## Rows
------------------------------------------------------------

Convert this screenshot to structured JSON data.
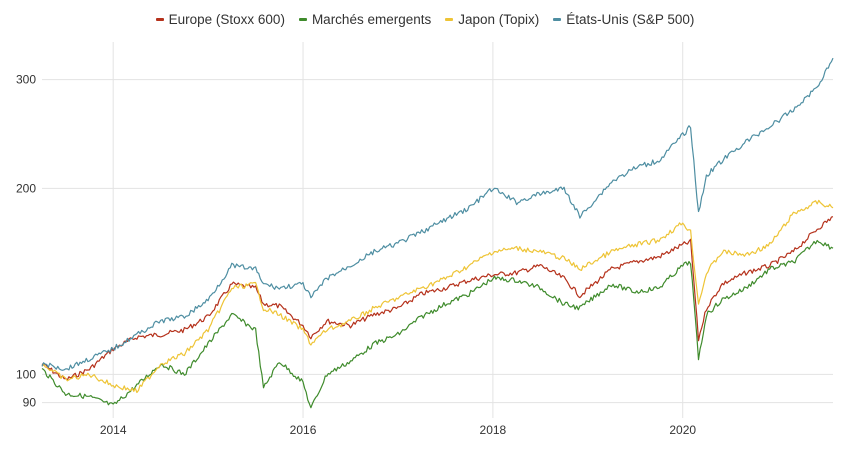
{
  "chart_data": {
    "type": "line",
    "title": "",
    "xlabel": "",
    "ylabel": "",
    "y_scale": "log",
    "ylim": [
      85,
      335
    ],
    "xlim": [
      "2013-04",
      "2021-08"
    ],
    "x_ticks": [
      "2014",
      "2016",
      "2018",
      "2020"
    ],
    "y_ticks": [
      90,
      100,
      200,
      300
    ],
    "grid": true,
    "legend_position": "top-center",
    "x": [
      "2013-04",
      "2013-07",
      "2013-10",
      "2014-01",
      "2014-04",
      "2014-07",
      "2014-10",
      "2015-01",
      "2015-04",
      "2015-07",
      "2015-08",
      "2015-10",
      "2016-01",
      "2016-02",
      "2016-04",
      "2016-07",
      "2016-10",
      "2017-01",
      "2017-04",
      "2017-07",
      "2017-10",
      "2018-01",
      "2018-04",
      "2018-07",
      "2018-10",
      "2018-12",
      "2019-04",
      "2019-07",
      "2019-10",
      "2020-01",
      "2020-02",
      "2020-03",
      "2020-04",
      "2020-06",
      "2020-09",
      "2020-12",
      "2021-03",
      "2021-06",
      "2021-08"
    ],
    "series": [
      {
        "name": "Europe (Stoxx 600)",
        "color": "#b5311b",
        "values": [
          104,
          98,
          102,
          110,
          115,
          116,
          118,
          124,
          140,
          138,
          130,
          129,
          120,
          115,
          122,
          120,
          125,
          128,
          135,
          138,
          142,
          145,
          146,
          150,
          143,
          134,
          148,
          152,
          155,
          162,
          164,
          114,
          128,
          140,
          146,
          150,
          158,
          172,
          180
        ]
      },
      {
        "name": "Marchés emergents",
        "color": "#3f8b2c",
        "values": [
          102,
          93,
          92,
          89,
          96,
          104,
          100,
          112,
          125,
          118,
          95,
          105,
          97,
          88,
          100,
          105,
          112,
          116,
          124,
          130,
          135,
          143,
          142,
          138,
          130,
          128,
          140,
          136,
          138,
          150,
          152,
          106,
          125,
          132,
          138,
          148,
          152,
          165,
          160
        ]
      },
      {
        "name": "Japon (Topix)",
        "color": "#eec436",
        "values": [
          104,
          98,
          100,
          96,
          94,
          104,
          108,
          118,
          138,
          140,
          128,
          125,
          118,
          112,
          118,
          122,
          128,
          133,
          138,
          143,
          150,
          158,
          160,
          158,
          154,
          148,
          158,
          162,
          165,
          176,
          170,
          130,
          146,
          158,
          156,
          162,
          182,
          190,
          186
        ]
      },
      {
        "name": "États-Unis (S&P 500)",
        "color": "#4e8ea2",
        "values": [
          104,
          102,
          106,
          110,
          116,
          122,
          124,
          132,
          150,
          148,
          140,
          138,
          140,
          133,
          143,
          150,
          158,
          163,
          170,
          178,
          186,
          200,
          190,
          196,
          200,
          180,
          205,
          216,
          222,
          244,
          252,
          182,
          210,
          222,
          238,
          252,
          268,
          292,
          325
        ]
      }
    ]
  }
}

------------------------------------------------------------

## What to produce
In the listing above, find each line with the word "color" and copy it.

## Solution to the problem
        "color": "#b5311b",
        "color": "#3f8b2c",
        "color": "#eec436",
        "color": "#4e8ea2",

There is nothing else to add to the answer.